[Records provided start]

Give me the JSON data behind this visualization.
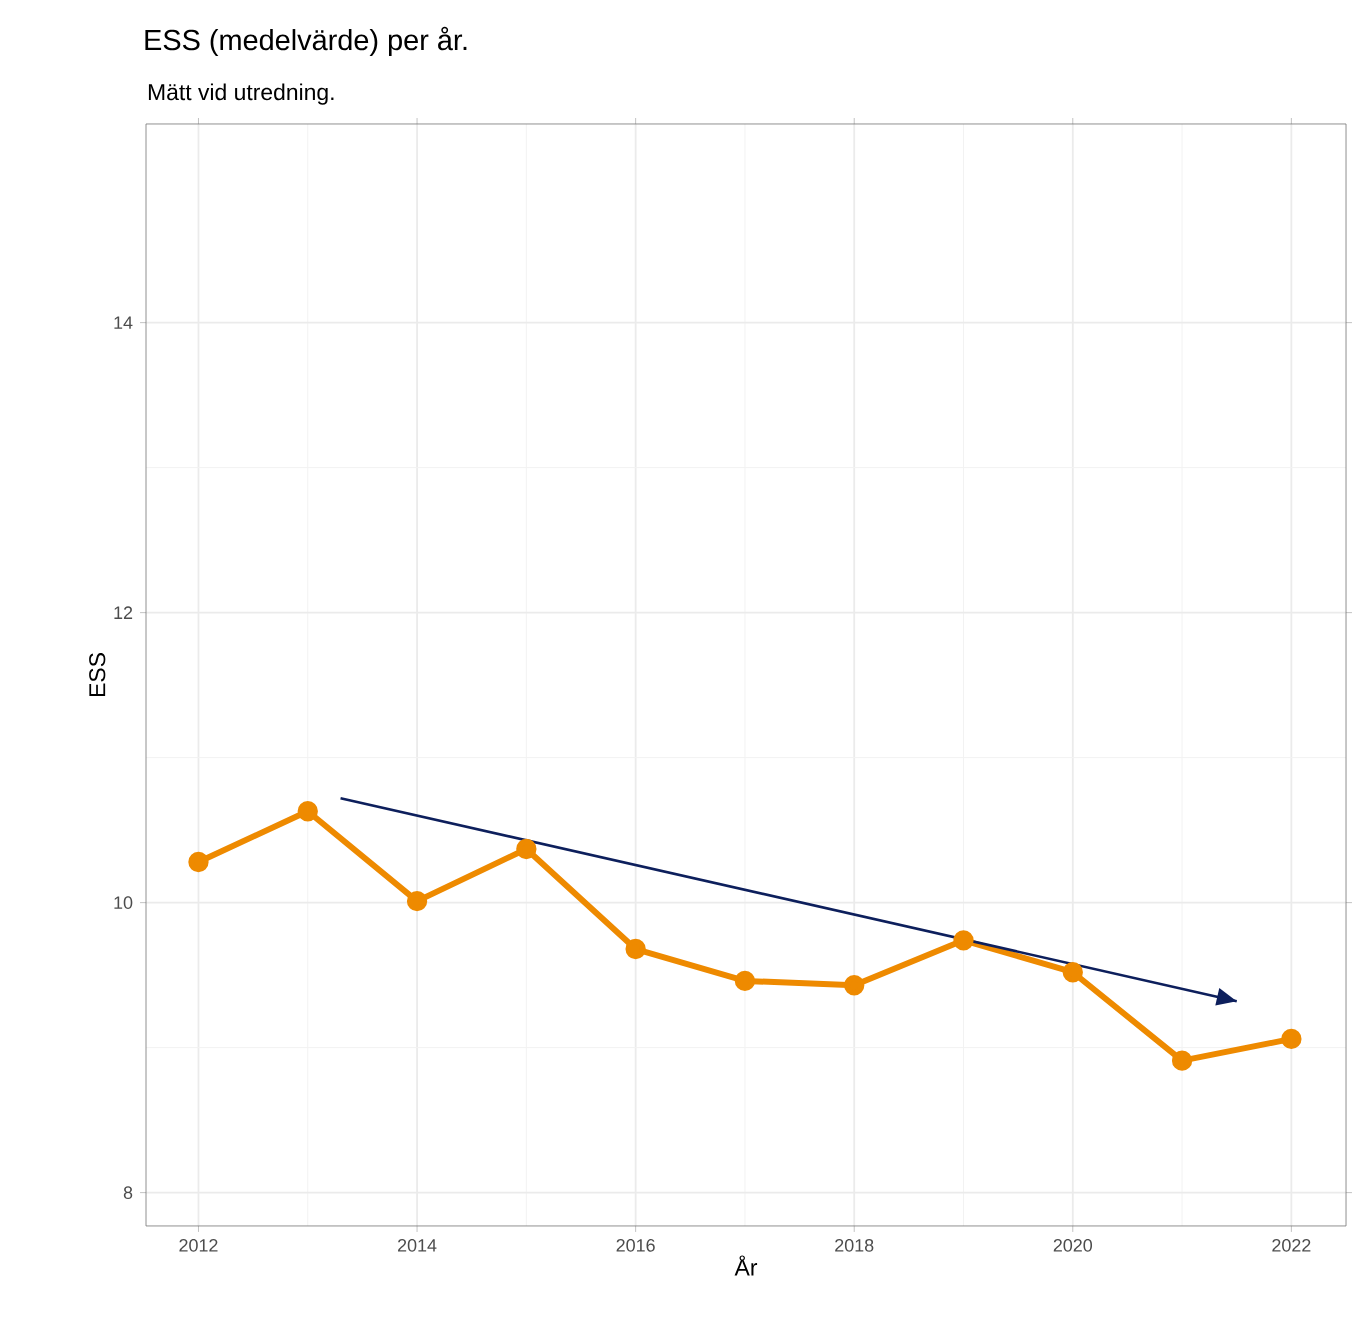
{
  "chart_data": {
    "type": "line",
    "title": "ESS (medelvärde) per år.",
    "subtitle": "Mätt vid utredning.",
    "xlabel": "År",
    "ylabel": "ESS",
    "x": [
      2012,
      2013,
      2014,
      2015,
      2016,
      2017,
      2018,
      2019,
      2020,
      2021,
      2022
    ],
    "series": [
      {
        "color": "#ee8a00",
        "values": [
          10.28,
          10.63,
          10.01,
          10.37,
          9.68,
          9.46,
          9.43,
          9.74,
          9.52,
          8.91,
          9.06
        ],
        "marker": "circle"
      },
      {
        "type": "line",
        "color": "#0d1f5c",
        "x": [
          2013.3,
          2021.5
        ],
        "values": [
          10.72,
          9.32
        ],
        "marker": "none"
      }
    ],
    "xlim": [
      2011.52,
      2022.5
    ],
    "ylim": [
      7.77,
      15.37
    ],
    "xticks": [
      2012,
      2014,
      2016,
      2018,
      2020,
      2022
    ],
    "yticks": [
      8,
      10,
      12,
      14
    ],
    "grid": true
  }
}
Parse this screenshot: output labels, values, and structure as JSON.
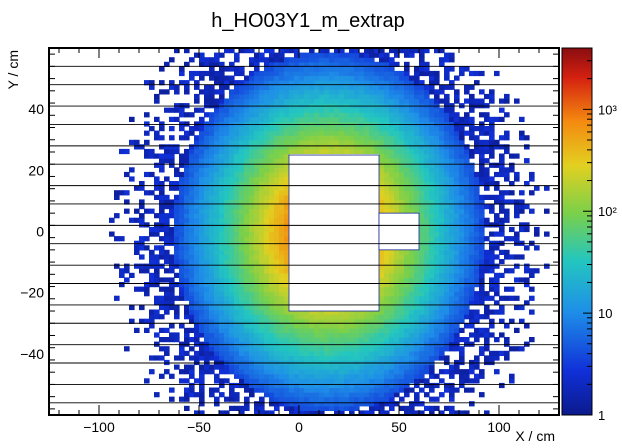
{
  "chart_data": {
    "type": "heatmap",
    "title": "h_HO03Y1_m_extrap",
    "xlabel": "X / cm",
    "ylabel": "Y / cm",
    "xlim": [
      -125,
      130
    ],
    "ylim": [
      -60,
      60
    ],
    "x_ticks": [
      -100,
      -50,
      0,
      50,
      100
    ],
    "x_tick_labels": [
      "−100",
      "−50",
      "0",
      "50",
      "100"
    ],
    "y_ticks": [
      -40,
      -20,
      0,
      20,
      40
    ],
    "y_tick_labels": [
      "−40",
      "−20",
      "0",
      "20",
      "40"
    ],
    "colorbar": {
      "scale": "log",
      "range": [
        1,
        4000
      ],
      "ticks": [
        1,
        10,
        100,
        1000
      ],
      "tick_labels": [
        "1",
        "10",
        "10²",
        "10³"
      ]
    },
    "horizontal_lines_y": [
      -56,
      -50,
      -43,
      -37,
      -30,
      -24,
      -17,
      -11,
      -4,
      2,
      9,
      15,
      22,
      28,
      35,
      41,
      48,
      54
    ],
    "empty_regions": [
      {
        "x": [
          -5,
          40
        ],
        "y": [
          -26,
          25
        ]
      },
      {
        "x": [
          40,
          60
        ],
        "y": [
          -6,
          6
        ]
      }
    ],
    "hotspot": {
      "x": 15,
      "y": 0
    }
  }
}
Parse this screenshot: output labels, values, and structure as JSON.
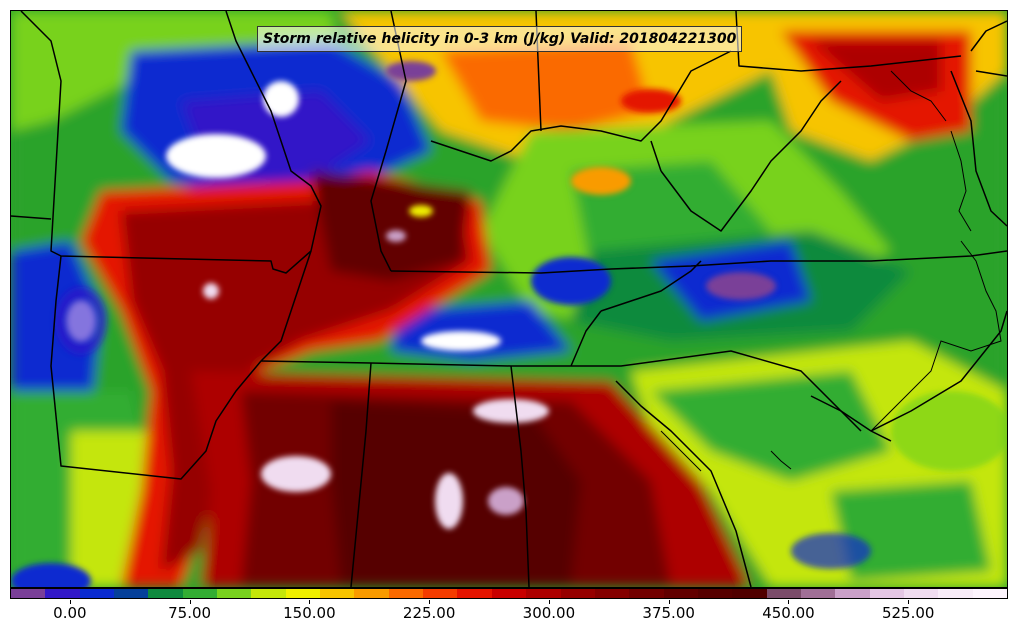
{
  "title": "Storm relative helicity in 0-3 km (J/kg) Valid: 201804221300",
  "colorbar": {
    "colors": [
      "#7a3f98",
      "#3218c8",
      "#0a2bd0",
      "#05409a",
      "#0e8a3e",
      "#33ad33",
      "#78d21e",
      "#c4e60a",
      "#f0f000",
      "#f7c400",
      "#f99b00",
      "#fa6a00",
      "#f43c00",
      "#e41400",
      "#c80000",
      "#ad0000",
      "#960000",
      "#840000",
      "#720000",
      "#620000",
      "#560000",
      "#500000",
      "#7b4c6a",
      "#a06f96",
      "#caa0c8",
      "#e4c6e4",
      "#f0dcf0",
      "#f8ecf8",
      "#fdf4fd"
    ],
    "labels": [
      "0.00",
      "75.00",
      "150.00",
      "225.00",
      "300.00",
      "375.00",
      "450.00",
      "525.00"
    ],
    "label_values": [
      0,
      75,
      150,
      225,
      300,
      375,
      450,
      525
    ],
    "range": [
      -37.5,
      587.5
    ]
  }
}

[Records provided end]

Reproduce the material above in full and without alteration, but skip all pictures.

▶ [Task result]
Give me the JSON data behind this visualization.
{
  "chart_data": {
    "type": "line",
    "title": "ESS (medelvärde) per år.",
    "subtitle": "Mätt vid utredning.",
    "xlabel": "År",
    "ylabel": "ESS",
    "x": [
      2012,
      2013,
      2014,
      2015,
      2016,
      2017,
      2018,
      2019,
      2020,
      2021,
      2022
    ],
    "series": [
      {
        "color": "#ee8a00",
        "values": [
          10.28,
          10.63,
          10.01,
          10.37,
          9.68,
          9.46,
          9.43,
          9.74,
          9.52,
          8.91,
          9.06
        ],
        "marker": "circle"
      },
      {
        "type": "line",
        "color": "#0d1f5c",
        "x": [
          2013.3,
          2021.5
        ],
        "values": [
          10.72,
          9.32
        ],
        "marker": "none"
      }
    ],
    "xlim": [
      2011.52,
      2022.5
    ],
    "ylim": [
      7.77,
      15.37
    ],
    "xticks": [
      2012,
      2014,
      2016,
      2018,
      2020,
      2022
    ],
    "yticks": [
      8,
      10,
      12,
      14
    ],
    "grid": true
  }
}
Parse this screenshot: output labels, values, and structure as JSON.
{
  "chart_data": {
    "type": "heatmap",
    "title": "h_HO03Y1_m_extrap",
    "xlabel": "X / cm",
    "ylabel": "Y / cm",
    "xlim": [
      -125,
      130
    ],
    "ylim": [
      -60,
      60
    ],
    "x_ticks": [
      -100,
      -50,
      0,
      50,
      100
    ],
    "x_tick_labels": [
      "−100",
      "−50",
      "0",
      "50",
      "100"
    ],
    "y_ticks": [
      -40,
      -20,
      0,
      20,
      40
    ],
    "y_tick_labels": [
      "−40",
      "−20",
      "0",
      "20",
      "40"
    ],
    "colorbar": {
      "scale": "log",
      "range": [
        1,
        4000
      ],
      "ticks": [
        1,
        10,
        100,
        1000
      ],
      "tick_labels": [
        "1",
        "10",
        "10²",
        "10³"
      ]
    },
    "horizontal_lines_y": [
      -56,
      -50,
      -43,
      -37,
      -30,
      -24,
      -17,
      -11,
      -4,
      2,
      9,
      15,
      22,
      28,
      35,
      41,
      48,
      54
    ],
    "empty_regions": [
      {
        "x": [
          -5,
          40
        ],
        "y": [
          -26,
          25
        ]
      },
      {
        "x": [
          40,
          60
        ],
        "y": [
          -6,
          6
        ]
      }
    ],
    "hotspot": {
      "x": 15,
      "y": 0
    }
  }
}
Parse this screenshot: output labels, values, and structure as JSON.
{
  "title": "Storm relative helicity in 0-3 km (J/kg) Valid: 201804221300",
  "colorbar": {
    "colors": [
      "#7a3f98",
      "#3218c8",
      "#0a2bd0",
      "#05409a",
      "#0e8a3e",
      "#33ad33",
      "#78d21e",
      "#c4e60a",
      "#f0f000",
      "#f7c400",
      "#f99b00",
      "#fa6a00",
      "#f43c00",
      "#e41400",
      "#c80000",
      "#ad0000",
      "#960000",
      "#840000",
      "#720000",
      "#620000",
      "#560000",
      "#500000",
      "#7b4c6a",
      "#a06f96",
      "#caa0c8",
      "#e4c6e4",
      "#f0dcf0",
      "#f8ecf8",
      "#fdf4fd"
    ],
    "labels": [
      "0.00",
      "75.00",
      "150.00",
      "225.00",
      "300.00",
      "375.00",
      "450.00",
      "525.00"
    ],
    "label_values": [
      0,
      75,
      150,
      225,
      300,
      375,
      450,
      525
    ],
    "range": [
      -37.5,
      587.5
    ]
  }
}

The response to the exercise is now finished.